======== RECORDED DATA ========

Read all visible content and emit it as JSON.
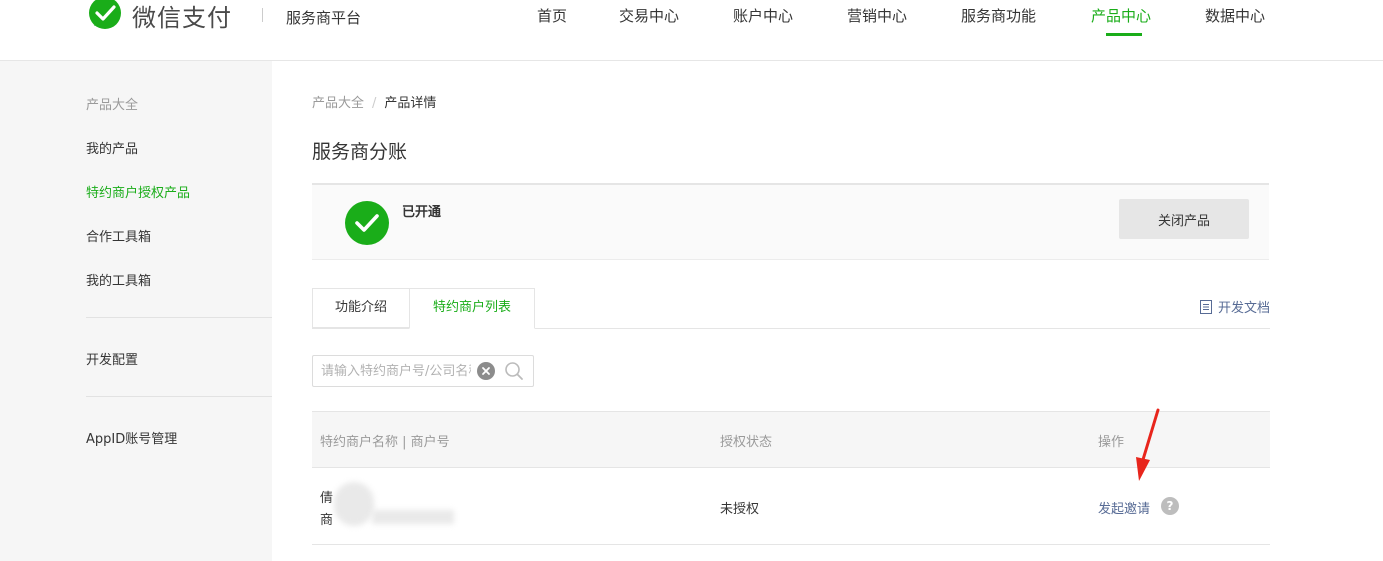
{
  "brand": {
    "logo_text": "微信支付",
    "platform": "服务商平台",
    "accent": "#1aad19"
  },
  "nav": [
    {
      "label": "首页"
    },
    {
      "label": "交易中心"
    },
    {
      "label": "账户中心"
    },
    {
      "label": "营销中心"
    },
    {
      "label": "服务商功能"
    },
    {
      "label": "产品中心",
      "active": true
    },
    {
      "label": "数据中心"
    }
  ],
  "sidebar": {
    "items": [
      {
        "label": "产品大全"
      },
      {
        "label": "我的产品"
      },
      {
        "label": "特约商户授权产品",
        "active": true
      },
      {
        "label": "合作工具箱"
      },
      {
        "label": "我的工具箱"
      },
      {
        "label": "开发配置"
      },
      {
        "label": "AppID账号管理"
      }
    ]
  },
  "breadcrumb": {
    "parent": "产品大全",
    "sep": "/",
    "current": "产品详情"
  },
  "page_title": "服务商分账",
  "status": {
    "text": "已开通",
    "close_button": "关闭产品"
  },
  "tabs": [
    {
      "label": "功能介绍"
    },
    {
      "label": "特约商户列表",
      "active": true
    }
  ],
  "doc_link": "开发文档",
  "search": {
    "placeholder": "请输入特约商户号/公司名称",
    "value": ""
  },
  "table": {
    "headers": {
      "name": "特约商户名称 | 商户号",
      "status": "授权状态",
      "action": "操作"
    },
    "rows": [
      {
        "name_line1": "倩",
        "name_line2": "商",
        "status": "未授权",
        "action": "发起邀请",
        "help": "?"
      }
    ]
  }
}
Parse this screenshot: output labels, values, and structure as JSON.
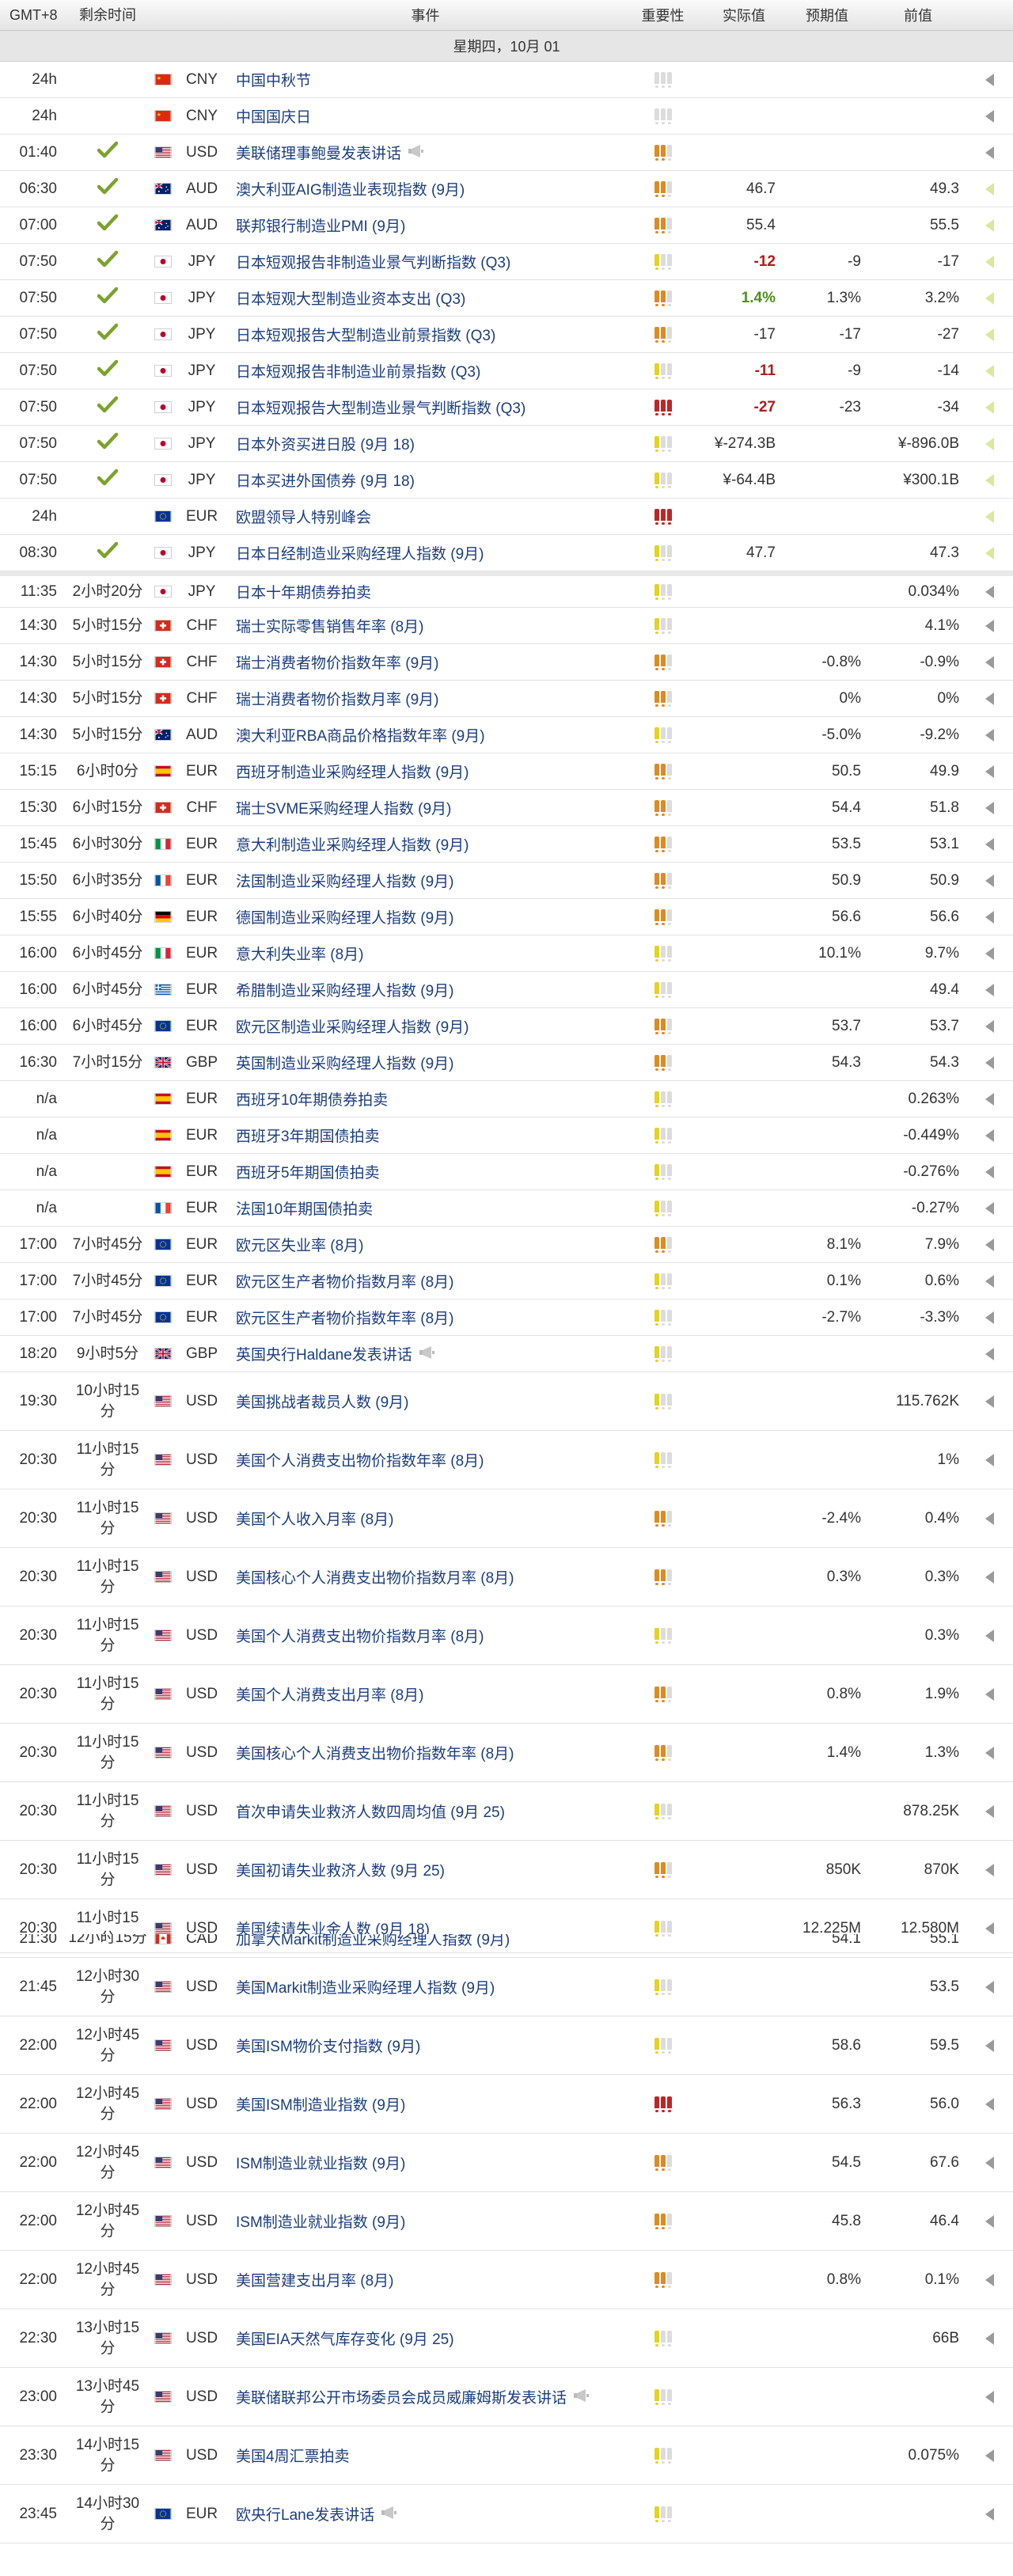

========

Quote all the records verbatim, dropping any pictures from your copy.

Read all visible content and emit it as JSON.
{
  "brand": {
    "logo_text": "微信支付",
    "platform": "服务商平台",
    "accent": "#1aad19"
  },
  "nav": [
    {
      "label": "首页"
    },
    {
      "label": "交易中心"
    },
    {
      "label": "账户中心"
    },
    {
      "label": "营销中心"
    },
    {
      "label": "服务商功能"
    },
    {
      "label": "产品中心",
      "active": true
    },
    {
      "label": "数据中心"
    }
  ],
  "sidebar": {
    "items": [
      {
        "label": "产品大全"
      },
      {
        "label": "我的产品"
      },
      {
        "label": "特约商户授权产品",
        "active": true
      },
      {
        "label": "合作工具箱"
      },
      {
        "label": "我的工具箱"
      },
      {
        "label": "开发配置"
      },
      {
        "label": "AppID账号管理"
      }
    ]
  },
  "breadcrumb": {
    "parent": "产品大全",
    "sep": "/",
    "current": "产品详情"
  },
  "page_title": "服务商分账",
  "status": {
    "text": "已开通",
    "close_button": "关闭产品"
  },
  "tabs": [
    {
      "label": "功能介绍"
    },
    {
      "label": "特约商户列表",
      "active": true
    }
  ],
  "doc_link": "开发文档",
  "search": {
    "placeholder": "请输入特约商户号/公司名称",
    "value": ""
  },
  "table": {
    "headers": {
      "name": "特约商户名称 | 商户号",
      "status": "授权状态",
      "action": "操作"
    },
    "rows": [
      {
        "name_line1": "倩",
        "name_line2": "商",
        "status": "未授权",
        "action": "发起邀请",
        "help": "?"
      }
    ]
  }
}
Parse this screenshot: output labels, values, and structure as JSON.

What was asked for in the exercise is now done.